= Exercise aim =
Pick out every line in the data below that holds "document".

= Dataset entries =
<<<<

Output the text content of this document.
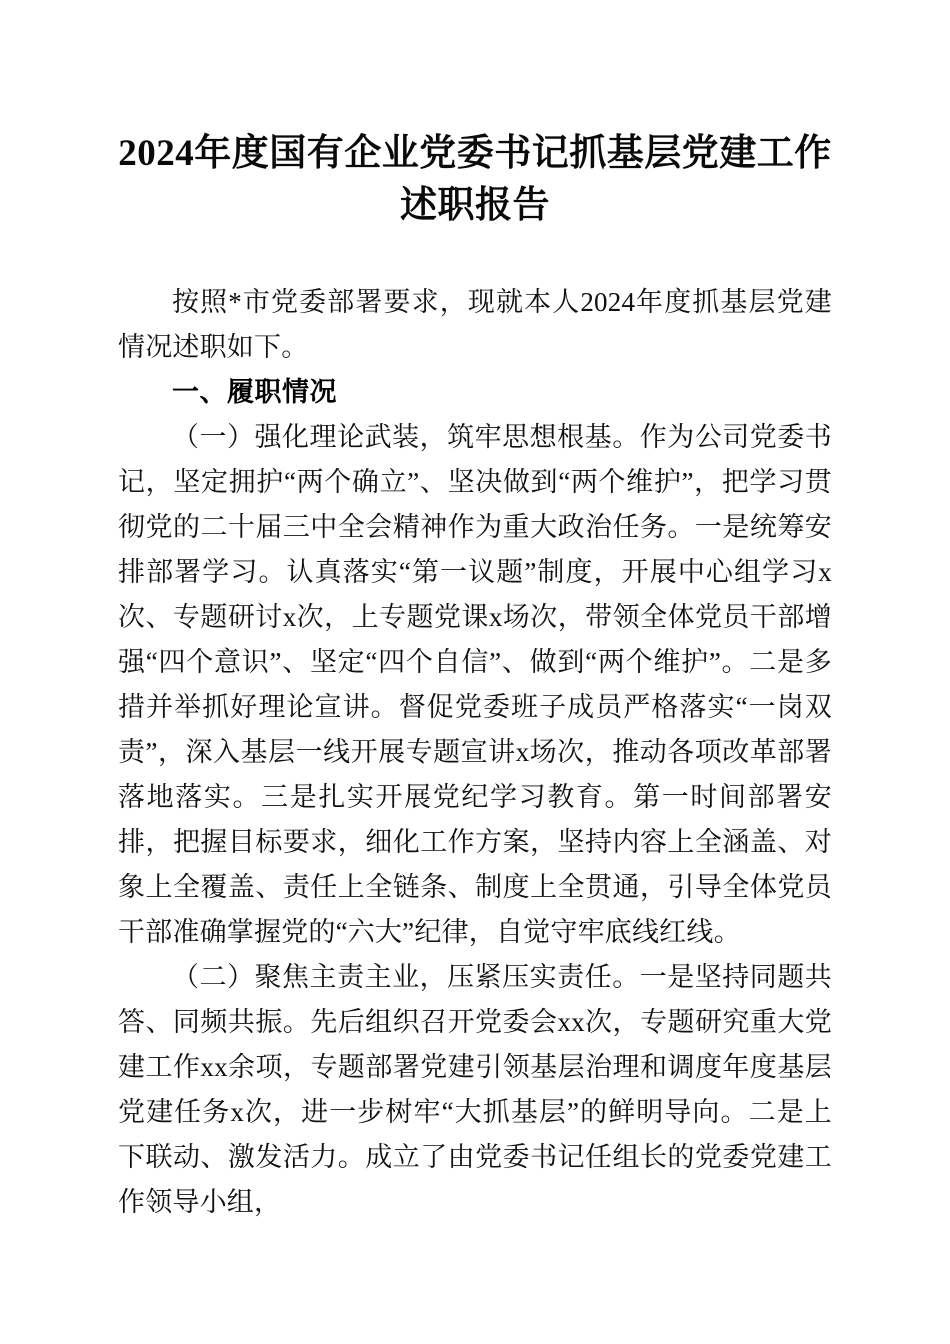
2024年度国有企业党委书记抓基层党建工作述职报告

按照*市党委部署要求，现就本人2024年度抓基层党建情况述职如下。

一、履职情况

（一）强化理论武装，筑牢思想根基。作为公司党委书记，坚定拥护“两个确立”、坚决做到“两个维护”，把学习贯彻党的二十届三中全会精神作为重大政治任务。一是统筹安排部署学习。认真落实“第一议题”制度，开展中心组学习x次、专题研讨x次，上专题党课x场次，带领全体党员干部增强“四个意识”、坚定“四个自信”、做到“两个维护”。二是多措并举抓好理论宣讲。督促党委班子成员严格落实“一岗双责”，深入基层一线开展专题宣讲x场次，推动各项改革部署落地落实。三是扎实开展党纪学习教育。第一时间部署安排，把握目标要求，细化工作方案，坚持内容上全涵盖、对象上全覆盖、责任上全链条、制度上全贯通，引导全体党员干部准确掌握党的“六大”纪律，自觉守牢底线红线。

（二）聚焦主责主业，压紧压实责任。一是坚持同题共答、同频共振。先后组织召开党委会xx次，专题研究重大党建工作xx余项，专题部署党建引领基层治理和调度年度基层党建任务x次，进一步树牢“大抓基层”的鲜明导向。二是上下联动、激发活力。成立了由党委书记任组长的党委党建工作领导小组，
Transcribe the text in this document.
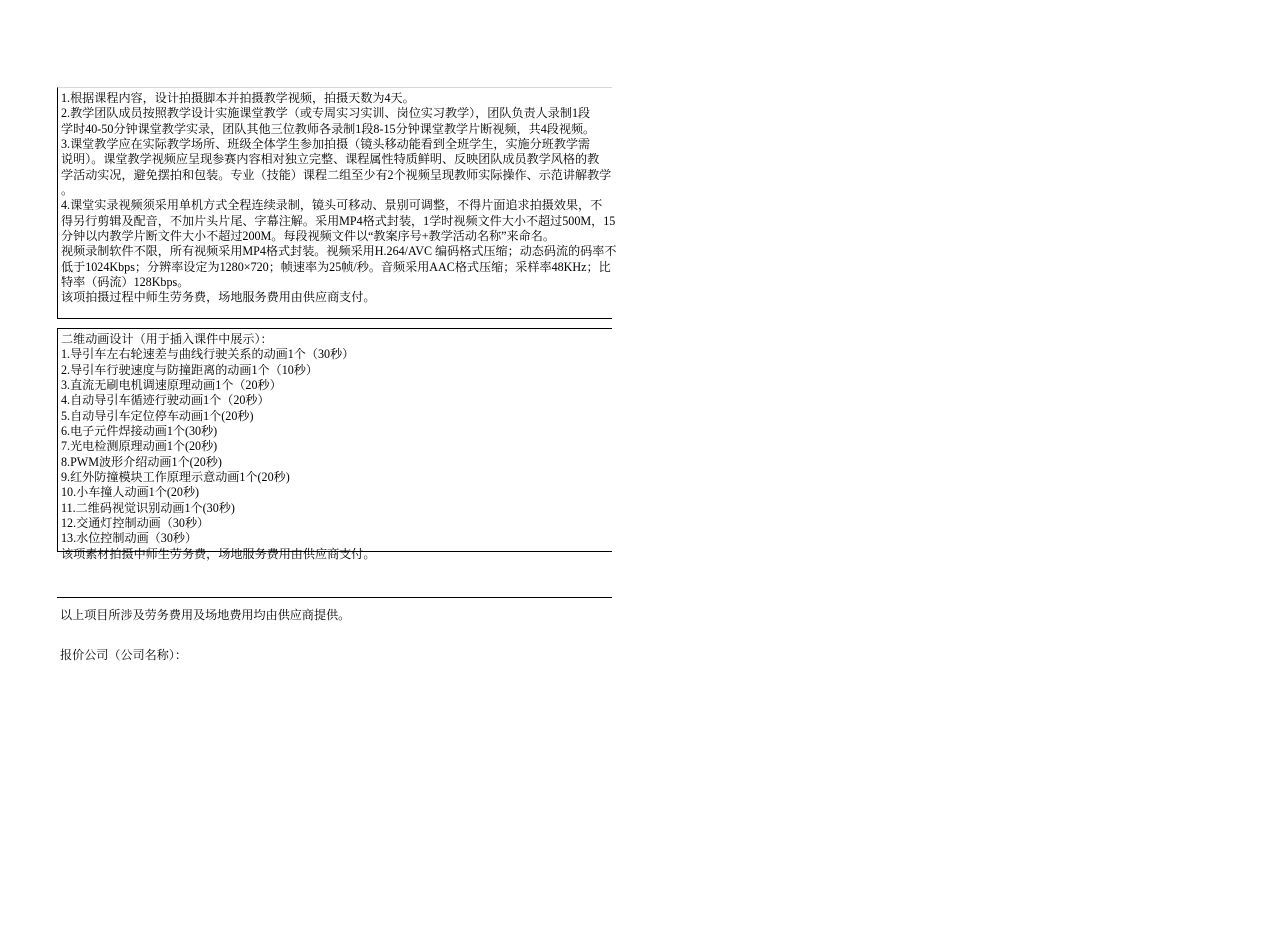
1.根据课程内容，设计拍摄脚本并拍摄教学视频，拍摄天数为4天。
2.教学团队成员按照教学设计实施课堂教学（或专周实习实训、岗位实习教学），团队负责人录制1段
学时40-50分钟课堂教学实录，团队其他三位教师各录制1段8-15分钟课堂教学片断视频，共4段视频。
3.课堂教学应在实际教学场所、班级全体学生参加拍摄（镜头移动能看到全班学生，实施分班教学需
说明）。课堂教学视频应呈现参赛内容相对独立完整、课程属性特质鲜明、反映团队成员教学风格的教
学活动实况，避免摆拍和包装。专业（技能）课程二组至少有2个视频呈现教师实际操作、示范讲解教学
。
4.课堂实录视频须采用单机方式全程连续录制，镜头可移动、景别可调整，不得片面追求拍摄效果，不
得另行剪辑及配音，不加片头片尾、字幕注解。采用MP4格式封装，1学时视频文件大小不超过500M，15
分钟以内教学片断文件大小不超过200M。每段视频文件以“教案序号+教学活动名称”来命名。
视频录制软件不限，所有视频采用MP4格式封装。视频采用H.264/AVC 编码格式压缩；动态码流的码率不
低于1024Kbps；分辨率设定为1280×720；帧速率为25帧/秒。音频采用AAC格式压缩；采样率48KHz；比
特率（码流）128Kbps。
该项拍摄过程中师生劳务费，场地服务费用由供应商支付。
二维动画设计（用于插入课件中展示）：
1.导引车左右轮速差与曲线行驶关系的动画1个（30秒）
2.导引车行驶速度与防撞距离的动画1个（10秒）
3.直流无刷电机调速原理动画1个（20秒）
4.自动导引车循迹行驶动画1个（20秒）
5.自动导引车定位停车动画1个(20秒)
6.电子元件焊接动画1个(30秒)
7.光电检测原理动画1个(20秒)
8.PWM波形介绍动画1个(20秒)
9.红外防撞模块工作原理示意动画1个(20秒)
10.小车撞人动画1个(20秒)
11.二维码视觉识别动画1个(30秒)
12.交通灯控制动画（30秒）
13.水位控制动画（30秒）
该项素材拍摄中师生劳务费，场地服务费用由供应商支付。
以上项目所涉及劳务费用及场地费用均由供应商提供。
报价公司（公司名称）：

>>>>
<<<<

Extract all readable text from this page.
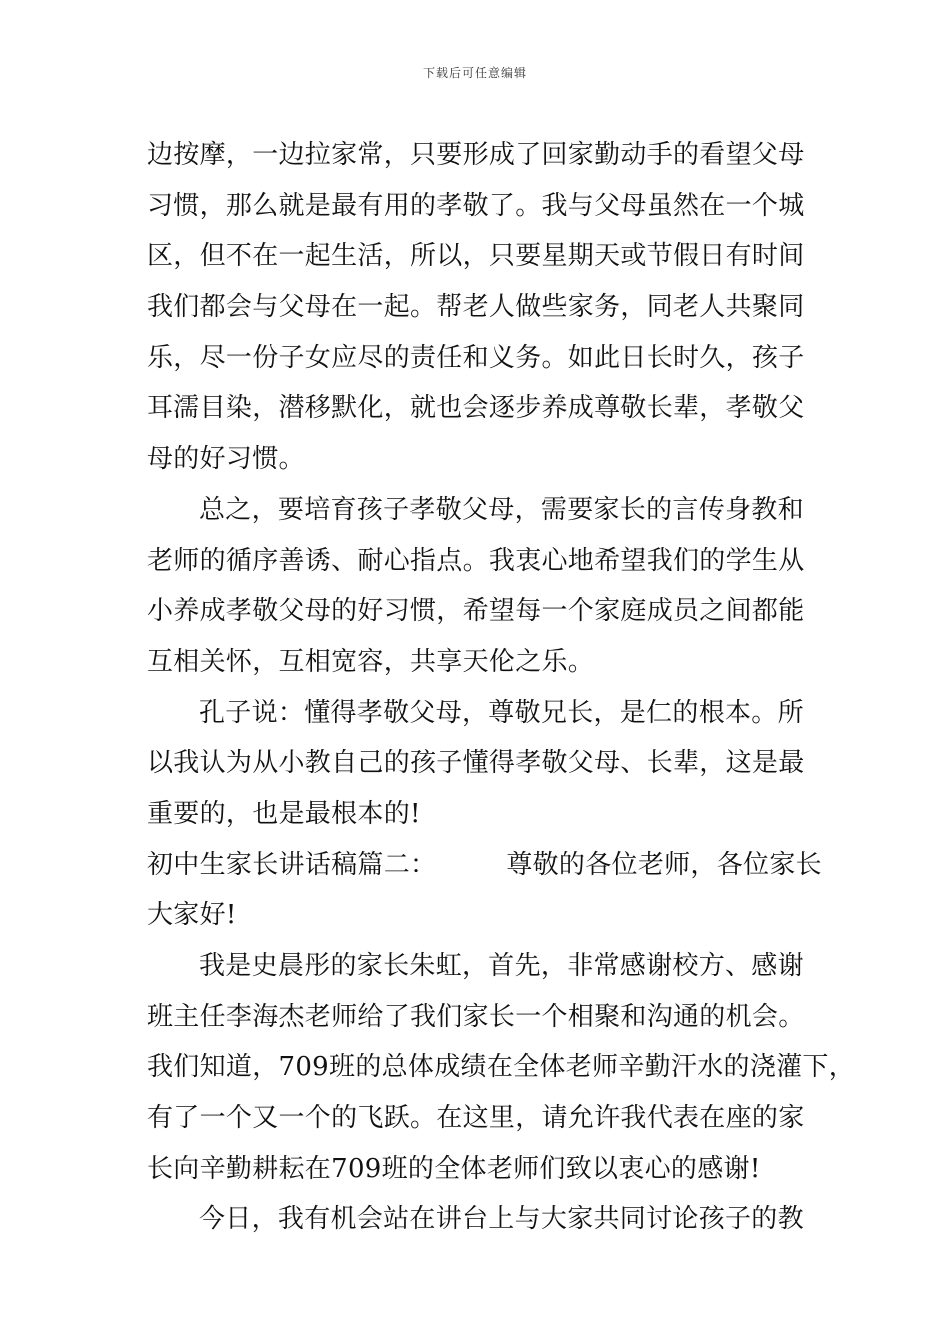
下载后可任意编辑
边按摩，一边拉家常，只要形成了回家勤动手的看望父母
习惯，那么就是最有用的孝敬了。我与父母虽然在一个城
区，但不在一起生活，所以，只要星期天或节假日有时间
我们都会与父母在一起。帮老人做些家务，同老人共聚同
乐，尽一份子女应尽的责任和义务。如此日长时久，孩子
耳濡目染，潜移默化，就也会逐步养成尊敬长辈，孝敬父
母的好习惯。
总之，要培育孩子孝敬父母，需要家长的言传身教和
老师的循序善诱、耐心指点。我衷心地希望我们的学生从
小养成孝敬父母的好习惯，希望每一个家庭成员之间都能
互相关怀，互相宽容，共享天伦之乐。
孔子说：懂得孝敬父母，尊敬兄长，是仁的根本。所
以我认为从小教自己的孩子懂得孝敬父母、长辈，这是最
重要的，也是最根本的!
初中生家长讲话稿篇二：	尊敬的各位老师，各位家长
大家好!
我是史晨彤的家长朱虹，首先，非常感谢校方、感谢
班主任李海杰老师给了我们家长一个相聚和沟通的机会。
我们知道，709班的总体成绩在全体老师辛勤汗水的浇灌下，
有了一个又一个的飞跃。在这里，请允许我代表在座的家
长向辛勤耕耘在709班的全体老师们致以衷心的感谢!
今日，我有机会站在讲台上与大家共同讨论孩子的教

>>>>

= Written reply =
Output the text content of this document.
Transcribe the text in this document.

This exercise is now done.